Task instructions: Each entry has to be copied exactly, with nothing missed.

— START Dataset entries —

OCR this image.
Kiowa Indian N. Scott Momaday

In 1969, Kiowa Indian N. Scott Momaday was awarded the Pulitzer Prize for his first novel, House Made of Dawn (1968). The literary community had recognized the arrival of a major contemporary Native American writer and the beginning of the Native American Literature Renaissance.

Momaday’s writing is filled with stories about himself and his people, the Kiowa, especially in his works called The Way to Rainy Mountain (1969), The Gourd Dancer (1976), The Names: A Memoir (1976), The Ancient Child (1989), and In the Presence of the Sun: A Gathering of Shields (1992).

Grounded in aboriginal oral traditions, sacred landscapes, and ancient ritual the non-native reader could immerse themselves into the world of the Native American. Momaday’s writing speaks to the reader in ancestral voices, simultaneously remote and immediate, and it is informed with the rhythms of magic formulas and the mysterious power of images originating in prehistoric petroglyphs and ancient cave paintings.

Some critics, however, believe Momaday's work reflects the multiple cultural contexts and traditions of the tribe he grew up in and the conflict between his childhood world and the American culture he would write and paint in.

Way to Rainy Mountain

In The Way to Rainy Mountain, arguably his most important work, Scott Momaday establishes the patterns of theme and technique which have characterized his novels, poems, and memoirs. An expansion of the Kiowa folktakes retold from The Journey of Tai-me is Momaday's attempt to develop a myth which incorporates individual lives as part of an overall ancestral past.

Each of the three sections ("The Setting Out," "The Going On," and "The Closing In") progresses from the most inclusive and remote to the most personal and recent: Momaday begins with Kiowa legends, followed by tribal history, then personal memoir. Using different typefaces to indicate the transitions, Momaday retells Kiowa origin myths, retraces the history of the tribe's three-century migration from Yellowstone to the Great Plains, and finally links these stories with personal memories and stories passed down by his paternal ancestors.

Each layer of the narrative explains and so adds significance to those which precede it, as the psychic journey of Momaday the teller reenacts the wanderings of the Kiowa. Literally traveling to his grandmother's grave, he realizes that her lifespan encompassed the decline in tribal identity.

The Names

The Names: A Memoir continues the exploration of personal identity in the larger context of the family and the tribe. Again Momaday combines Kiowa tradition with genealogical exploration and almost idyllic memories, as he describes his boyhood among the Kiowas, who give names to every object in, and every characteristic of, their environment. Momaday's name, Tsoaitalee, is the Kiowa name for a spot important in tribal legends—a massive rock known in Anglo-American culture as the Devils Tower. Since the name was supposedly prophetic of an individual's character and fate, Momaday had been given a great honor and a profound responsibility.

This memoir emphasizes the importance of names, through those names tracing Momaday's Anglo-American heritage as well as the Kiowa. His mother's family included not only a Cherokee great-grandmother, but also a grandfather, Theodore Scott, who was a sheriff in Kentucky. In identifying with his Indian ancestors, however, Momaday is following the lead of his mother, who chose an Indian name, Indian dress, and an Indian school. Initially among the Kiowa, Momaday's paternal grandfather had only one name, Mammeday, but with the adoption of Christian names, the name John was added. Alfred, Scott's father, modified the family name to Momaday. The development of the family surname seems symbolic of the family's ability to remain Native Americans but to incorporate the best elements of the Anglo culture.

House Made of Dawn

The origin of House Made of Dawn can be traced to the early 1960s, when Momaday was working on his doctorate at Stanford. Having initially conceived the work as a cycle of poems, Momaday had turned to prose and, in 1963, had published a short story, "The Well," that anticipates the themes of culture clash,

— END Dataset entries —

Solution for this exercise:
OCR this image.
Kiowa Indian N. Scott Momaday

In 1969, Kiowa Indian N. Scott Momaday was awarded the Pulitzer Prize for his first novel, House Made of Dawn (1968). The literary community had recognized the arrival of a major contemporary Native American writer and the beginning of the Native American Literature Renaissance.

Momaday’s writing is filled with stories about himself and his people, the Kiowa, especially in his works called The Way to Rainy Mountain (1969), The Gourd Dancer (1976), The Names: A Memoir (1976), The Ancient Child (1989), and In the Presence of the Sun: A Gathering of Shields (1992).

Grounded in aboriginal oral traditions, sacred landscapes, and ancient ritual the non-native reader could immerse themselves into the world of the Native American. Momaday’s writing speaks to the reader in ancestral voices, simultaneously remote and immediate, and it is informed with the rhythms of magic formulas and the mysterious power of images originating in prehistoric petroglyphs and ancient cave paintings.

Some critics, however, believe Momaday's work reflects the multiple cultural contexts and traditions of the tribe he grew up in and the conflict between his childhood world and the American culture he would write and paint in.

Way to Rainy Mountain

In The Way to Rainy Mountain, arguably his most important work, Scott Momaday establishes the patterns of theme and technique which have characterized his novels, poems, and memoirs. An expansion of the Kiowa folktakes retold from The Journey of Tai-me is Momaday's attempt to develop a myth which incorporates individual lives as part of an overall ancestral past.

Each of the three sections ("The Setting Out," "The Going On," and "The Closing In") progresses from the most inclusive and remote to the most personal and recent: Momaday begins with Kiowa legends, followed by tribal history, then personal memoir. Using different typefaces to indicate the transitions, Momaday retells Kiowa origin myths, retraces the history of the tribe's three-century migration from Yellowstone to the Great Plains, and finally links these stories with personal memories and stories passed down by his paternal ancestors.

Each layer of the narrative explains and so adds significance to those which precede it, as the psychic journey of Momaday the teller reenacts the wanderings of the Kiowa. Literally traveling to his grandmother's grave, he realizes that her lifespan encompassed the decline in tribal identity.

The Names

The Names: A Memoir continues the exploration of personal identity in the larger context of the family and the tribe. Again Momaday combines Kiowa tradition with genealogical exploration and almost idyllic memories, as he describes his boyhood among the Kiowas, who give names to every object in, and every characteristic of, their environment. Momaday's name, Tsoaitalee, is the Kiowa name for a spot important in tribal legends—a massive rock known in Anglo-American culture as the Devils Tower. Since the name was supposedly prophetic of an individual's character and fate, Momaday had been given a great honor and a profound responsibility.

This memoir emphasizes the importance of names, through those names tracing Momaday's Anglo-American heritage as well as the Kiowa. His mother's family included not only a Cherokee great-grandmother, but also a grandfather, Theodore Scott, who was a sheriff in Kentucky. In identifying with his Indian ancestors, however, Momaday is following the lead of his mother, who chose an Indian name, Indian dress, and an Indian school. Initially among the Kiowa, Momaday's paternal grandfather had only one name, Mammeday, but with the adoption of Christian names, the name John was added. Alfred, Scott's father, modified the family name to Momaday. The development of the family surname seems symbolic of the family's ability to remain Native Americans but to incorporate the best elements of the Anglo culture.

House Made of Dawn

The origin of House Made of Dawn can be traced to the early 1960s, when Momaday was working on his doctorate at Stanford. Having initially conceived the work as a cycle of poems, Momaday had turned to prose and, in 1963, had published a short story, "The Well," that anticipates the themes of culture clash,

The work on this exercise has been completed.